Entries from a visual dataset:

┏━━

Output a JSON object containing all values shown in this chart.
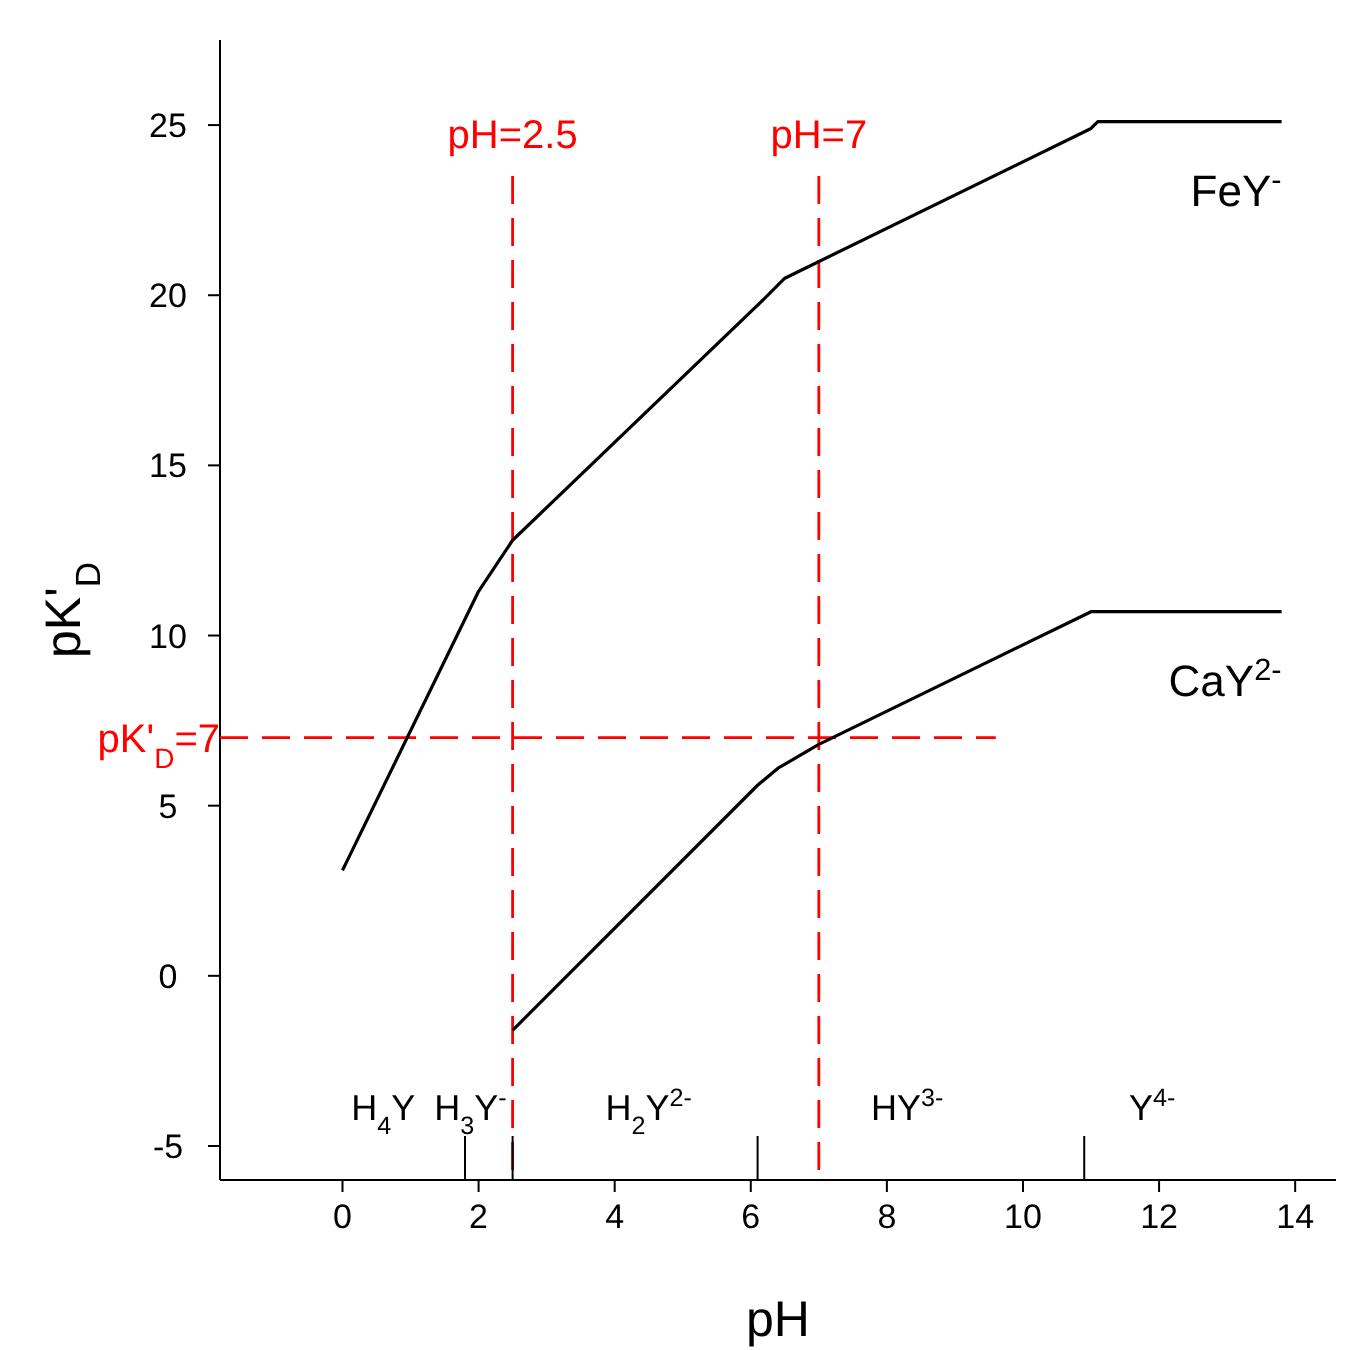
{
  "chart_data": {
    "type": "line",
    "xlabel": "pH",
    "ylabel": "pK'$_{D}$",
    "xlim": [
      -1.8,
      14.6
    ],
    "ylim": [
      -6,
      27.5
    ],
    "xticks": [
      0,
      2,
      4,
      6,
      8,
      10,
      12,
      14
    ],
    "yticks": [
      -5,
      0,
      5,
      10,
      15,
      20,
      25
    ],
    "grid": false,
    "marker": "none",
    "line_style": "solid",
    "series": [
      {
        "name": "FeY$^{-}$",
        "color": "#000000",
        "x": [
          0,
          2,
          2.5,
          6.2,
          6.5,
          11,
          11.1,
          13.8
        ],
        "values": [
          3.1,
          11.3,
          12.8,
          19.9,
          20.5,
          24.9,
          25.1,
          25.1
        ]
      },
      {
        "name": "CaY$^{2-}$",
        "color": "#000000",
        "x": [
          2.5,
          6.1,
          6.4,
          7,
          11,
          13.8
        ],
        "values": [
          -1.6,
          5.6,
          6.1,
          6.8,
          10.7,
          10.7
        ]
      }
    ],
    "ref_lines": [
      {
        "axis": "x",
        "value": 2.5,
        "label": "pH=2.5",
        "color": "#ff0000",
        "line_style": "dashed"
      },
      {
        "axis": "x",
        "value": 7,
        "label": "pH=7",
        "color": "#ff0000",
        "line_style": "dashed"
      },
      {
        "axis": "y",
        "value": 7,
        "label": "pK'$_{D}$=7",
        "color": "#ff0000",
        "line_style": "dashed"
      }
    ],
    "annotations": [
      "H$_{4}$Y",
      "H$_{3}$Y$^{-}$",
      "H$_{2}$Y$^{2-}$",
      "HY$^{3-}$",
      "Y$^{4-}$"
    ]
  }
}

┗━━

Problem to work on ▸ Exclude the pictures. Write out the remaining data exactly.

Answer in full ▸
Output a JSON object containing all values shown in this chart.
{
  "chart_data": {
    "type": "line",
    "xlabel": "pH",
    "ylabel": "pK'$_{D}$",
    "xlim": [
      -1.8,
      14.6
    ],
    "ylim": [
      -6,
      27.5
    ],
    "xticks": [
      0,
      2,
      4,
      6,
      8,
      10,
      12,
      14
    ],
    "yticks": [
      -5,
      0,
      5,
      10,
      15,
      20,
      25
    ],
    "grid": false,
    "marker": "none",
    "line_style": "solid",
    "series": [
      {
        "name": "FeY$^{-}$",
        "color": "#000000",
        "x": [
          0,
          2,
          2.5,
          6.2,
          6.5,
          11,
          11.1,
          13.8
        ],
        "values": [
          3.1,
          11.3,
          12.8,
          19.9,
          20.5,
          24.9,
          25.1,
          25.1
        ]
      },
      {
        "name": "CaY$^{2-}$",
        "color": "#000000",
        "x": [
          2.5,
          6.1,
          6.4,
          7,
          11,
          13.8
        ],
        "values": [
          -1.6,
          5.6,
          6.1,
          6.8,
          10.7,
          10.7
        ]
      }
    ],
    "ref_lines": [
      {
        "axis": "x",
        "value": 2.5,
        "label": "pH=2.5",
        "color": "#ff0000",
        "line_style": "dashed"
      },
      {
        "axis": "x",
        "value": 7,
        "label": "pH=7",
        "color": "#ff0000",
        "line_style": "dashed"
      },
      {
        "axis": "y",
        "value": 7,
        "label": "pK'$_{D}$=7",
        "color": "#ff0000",
        "line_style": "dashed"
      }
    ],
    "annotations": [
      "H$_{4}$Y",
      "H$_{3}$Y$^{-}$",
      "H$_{2}$Y$^{2-}$",
      "HY$^{3-}$",
      "Y$^{4-}$"
    ]
  }
}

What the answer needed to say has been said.